◆ **What the task requires**:
Provide the number of lines containing the word "content", and nothing else.

◆ **Provided records**:

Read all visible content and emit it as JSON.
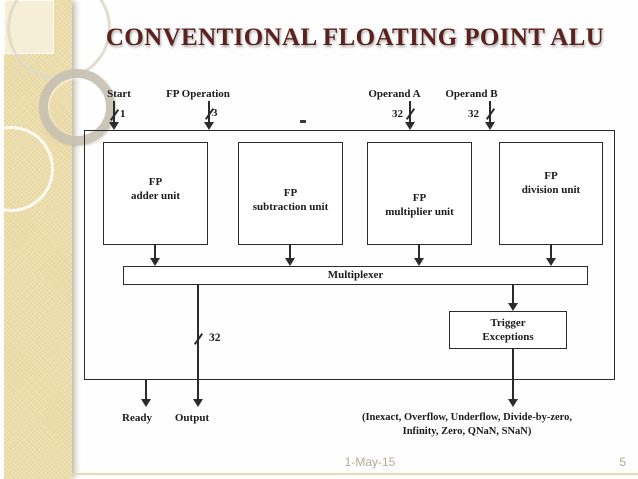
{
  "title": "CONVENTIONAL FLOATING POINT ALU",
  "diagram": {
    "inputs": {
      "start": {
        "label": "Start",
        "width": "1"
      },
      "operation": {
        "label": "FP Operation",
        "width": "3"
      },
      "operand_a": {
        "label": "Operand A",
        "width": "32"
      },
      "operand_b": {
        "label": "Operand B",
        "width": "32"
      }
    },
    "units": {
      "adder": {
        "line1": "FP",
        "line2": "adder unit"
      },
      "subtraction": {
        "line1": "FP",
        "line2": "subtraction unit"
      },
      "multiplier": {
        "line1": "FP",
        "line2": "multiplier unit"
      },
      "division": {
        "line1": "FP",
        "line2": "division unit"
      }
    },
    "multiplexer_label": "Multiplexer",
    "trigger": {
      "line1": "Trigger",
      "line2": "Exceptions"
    },
    "output_bus_width": "32",
    "outputs": {
      "ready": "Ready",
      "output": "Output"
    },
    "exceptions": {
      "line1": "(Inexact, Overflow, Underflow, Divide-by-zero,",
      "line2": "Infinity, Zero, QNaN, SNaN)"
    }
  },
  "footer": {
    "date": "1-May-15",
    "page_number": "5"
  },
  "colors": {
    "title_text": "#5b211c",
    "diagram_line": "#2b2b2b",
    "sidebar_beige": "#ecdca8",
    "footer_text": "#b3aa96"
  }
}
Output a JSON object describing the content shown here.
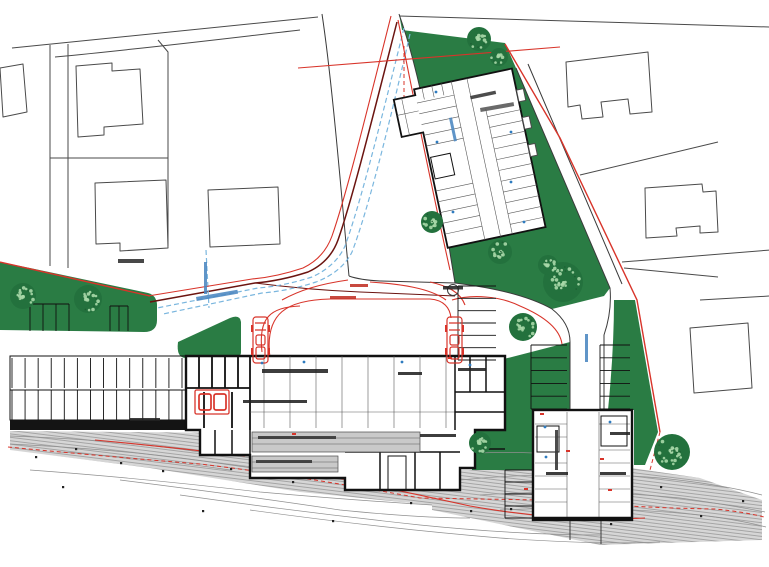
{
  "document": {
    "kind": "architectural-site-plan",
    "note": "scanned site plan; all micro-text labels are below legibility at this resolution"
  },
  "colors": {
    "green": "#2a7c44",
    "green_dark": "#1d5c32",
    "green_light": "#a8d8a8",
    "red": "#d8342a",
    "maroon": "#6b1410",
    "blue": "#7ab6de",
    "blue_text": "#4a86c0",
    "ink": "#3a3a3a",
    "wall": "#111111",
    "parcel": "#4a4a4a",
    "hatch_bg": "#d6d6d6",
    "hatch_line": "#909090"
  },
  "roundabout": {
    "cx": 453,
    "cy": 290,
    "r": 5.5
  },
  "vehicles": [
    {
      "x": 253,
      "y": 317
    },
    {
      "x": 447,
      "y": 317
    }
  ],
  "trees": [
    {
      "cx": 23,
      "cy": 296,
      "r": 13
    },
    {
      "cx": 88,
      "cy": 299,
      "r": 14
    },
    {
      "cx": 479,
      "cy": 39,
      "r": 12
    },
    {
      "cx": 499,
      "cy": 57,
      "r": 9
    },
    {
      "cx": 432,
      "cy": 222,
      "r": 11
    },
    {
      "cx": 500,
      "cy": 252,
      "r": 12
    },
    {
      "cx": 563,
      "cy": 282,
      "r": 20
    },
    {
      "cx": 523,
      "cy": 327,
      "r": 14
    },
    {
      "cx": 548,
      "cy": 265,
      "r": 10
    },
    {
      "cx": 480,
      "cy": 443,
      "r": 11
    },
    {
      "cx": 672,
      "cy": 452,
      "r": 18
    }
  ],
  "stall_groups": [
    {
      "x": 12,
      "y": 358,
      "w": 170,
      "h": 30,
      "n": 13,
      "dir": "v",
      "edges": false
    },
    {
      "x": 12,
      "y": 390,
      "w": 170,
      "h": 30,
      "n": 13,
      "dir": "v",
      "edges": false
    },
    {
      "x": 30,
      "y": 304,
      "w": 39,
      "h": 27,
      "n": 3,
      "dir": "v",
      "edges": true
    },
    {
      "x": 110,
      "y": 306,
      "w": 18,
      "h": 25,
      "n": 2,
      "dir": "v",
      "edges": true
    },
    {
      "x": 458,
      "y": 286,
      "w": 38,
      "h": 74,
      "n": 6,
      "dir": "h",
      "edges": true
    },
    {
      "x": 531,
      "y": 345,
      "w": 36,
      "h": 64,
      "n": 5,
      "dir": "h",
      "edges": true
    },
    {
      "x": 600,
      "y": 345,
      "w": 30,
      "h": 64,
      "n": 5,
      "dir": "h",
      "edges": true
    },
    {
      "x": 505,
      "y": 470,
      "w": 28,
      "h": 48,
      "n": 4,
      "dir": "h",
      "edges": true
    }
  ],
  "micro_labels": [
    {
      "x": 118,
      "y": 259,
      "w": 26,
      "h": 4,
      "c": "#2f2f2f",
      "r": 0
    },
    {
      "x": 480,
      "y": 108,
      "w": 34,
      "h": 4,
      "c": "#555555",
      "r": -10
    },
    {
      "x": 443,
      "y": 286,
      "w": 20,
      "h": 3.5,
      "c": "#222222",
      "r": 0
    },
    {
      "x": 350,
      "y": 284,
      "w": 18,
      "h": 3,
      "c": "#c03024",
      "r": 0
    },
    {
      "x": 330,
      "y": 296,
      "w": 26,
      "h": 3,
      "c": "#c03024",
      "r": 0
    },
    {
      "x": 262,
      "y": 369,
      "w": 66,
      "h": 4,
      "c": "#222222",
      "r": 0
    },
    {
      "x": 243,
      "y": 400,
      "w": 64,
      "h": 3,
      "c": "#222222",
      "r": 0
    },
    {
      "x": 258,
      "y": 436,
      "w": 78,
      "h": 3,
      "c": "#333333",
      "r": 0
    },
    {
      "x": 256,
      "y": 460,
      "w": 56,
      "h": 3,
      "c": "#333333",
      "r": 0
    },
    {
      "x": 398,
      "y": 372,
      "w": 24,
      "h": 3,
      "c": "#222222",
      "r": 0
    },
    {
      "x": 458,
      "y": 368,
      "w": 28,
      "h": 3,
      "c": "#222222",
      "r": 0
    },
    {
      "x": 420,
      "y": 434,
      "w": 36,
      "h": 3,
      "c": "#222222",
      "r": 0
    },
    {
      "x": 546,
      "y": 472,
      "w": 22,
      "h": 3,
      "c": "#222222",
      "r": 0
    },
    {
      "x": 600,
      "y": 472,
      "w": 26,
      "h": 3,
      "c": "#222222",
      "r": 0
    },
    {
      "x": 610,
      "y": 432,
      "w": 20,
      "h": 3,
      "c": "#222222",
      "r": 0
    },
    {
      "x": 130,
      "y": 418,
      "w": 30,
      "h": 3,
      "c": "#222222",
      "r": 0
    },
    {
      "x": 196,
      "y": 297,
      "w": 42,
      "h": 4,
      "c": "#4a86c0",
      "r": -10
    },
    {
      "x": 204,
      "y": 262,
      "w": 3,
      "h": 32,
      "c": "#4a86c0",
      "r": 0
    },
    {
      "x": 585,
      "y": 334,
      "w": 3,
      "h": 28,
      "c": "#4a86c0",
      "r": 0
    },
    {
      "x": 449,
      "y": 118,
      "w": 3,
      "h": 24,
      "c": "#4a86c0",
      "r": -12
    },
    {
      "x": 470,
      "y": 96,
      "w": 26,
      "h": 3.5,
      "c": "#333333",
      "r": -12
    },
    {
      "x": 555,
      "y": 430,
      "w": 3,
      "h": 40,
      "c": "#333333",
      "r": 0
    }
  ],
  "terrain_dots": [
    [
      35,
      456
    ],
    [
      75,
      448
    ],
    [
      120,
      462
    ],
    [
      162,
      470
    ],
    [
      230,
      468
    ],
    [
      292,
      481
    ],
    [
      410,
      502
    ],
    [
      470,
      510
    ],
    [
      610,
      523
    ],
    [
      660,
      486
    ],
    [
      700,
      515
    ],
    [
      742,
      500
    ],
    [
      62,
      486
    ],
    [
      202,
      510
    ],
    [
      332,
      520
    ],
    [
      510,
      508
    ]
  ],
  "blue_dots": [
    [
      436,
      92
    ],
    [
      437,
      142
    ],
    [
      453,
      212
    ],
    [
      511,
      132
    ],
    [
      511,
      182
    ],
    [
      524,
      222
    ],
    [
      545,
      427
    ],
    [
      546,
      457
    ],
    [
      610,
      422
    ],
    [
      262,
      363
    ],
    [
      304,
      362
    ],
    [
      402,
      362
    ],
    [
      470,
      365
    ]
  ],
  "red_marks": [
    [
      540,
      413
    ],
    [
      600,
      458
    ],
    [
      608,
      489
    ],
    [
      566,
      450
    ],
    [
      292,
      433
    ],
    [
      448,
      357
    ],
    [
      524,
      488
    ]
  ]
}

◆ **Task answer**:
2